## Aim 1
In the passage on village hall licensing, write out the stretch from "A 2006 survey" through "is their choice.", replacing "TENs" with "temporary event notices".
## Aim 2
What annual cost does the passage on village hall licensing give for 12 temporary events?

## Passage to read
──────
Les Elton encouraged village halls to apply for full premises licences and to reduce their reliance on temporary permissions. His panel, which included a representative from the Commission for Rural Communities, believed that there were clear advantages to doing so in terms of cost, bureaucracy and risk. We have recommended that position since the Licensing Bill was first debated.
Perhaps the Minister could remind me whether a hall that applies for a full licence needs to have a designated, named person. For a tiny hall in a tiny village, such people are not forthcoming. The requirement is not realistic.
If the hon. Gentleman will excuse me for a moment or two, I anticipated his wanting to ask me that question and will be happy to come to that and to the proposals that we intend to pursue.
A 2006 survey by Action with Communities in Rural England suggested that 91 per cent. of halls had a premises licence covering entertainment, but most had not applied for a licence to allow the sale of alcohol. As a result, if they wish to host events that include the sale of alcohol, they have to rely on TENs. Those choosing not to get a licence are constrained by the limits of the TEN system, but that, of course, is their choice.
Let us be clear about this. For most halls, the costs of securing a licence that includes alcohol sales are little different in the long term from the £252 annual cost of 12 temporary events. The total cost of securing such a licence might be in the region of £600, which includes the cost of the licence, advertising and training a personal licence holder. However, for most village halls, the costs in subsequent years should fall to £70 or £180, depending on the size of the venue. The hon. Gentleman made that point, which, obviously, is relevant.
──────
## Source excerpt
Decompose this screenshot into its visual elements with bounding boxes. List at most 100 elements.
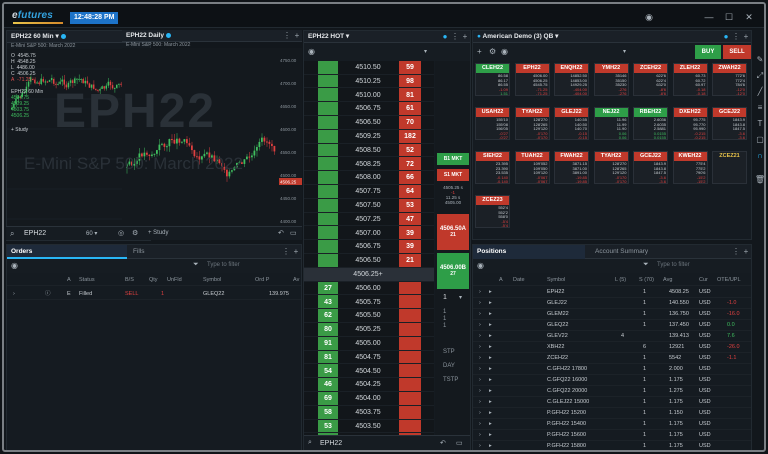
──────
## Written reply 1
A 2006 survey by Action with Communities in Rural England suggested that 91 per cent. of halls had a premises licence covering entertainment, but most had not applied for a licence to allow the sale of alcohol. As a result, if they wish to host events that include the sale of alcohol, they have to rely on temporary event notices. Those choosing not to get a licence are constrained by the limits of the TEN system, but that, of course, is their choice.

## Written reply 2
£252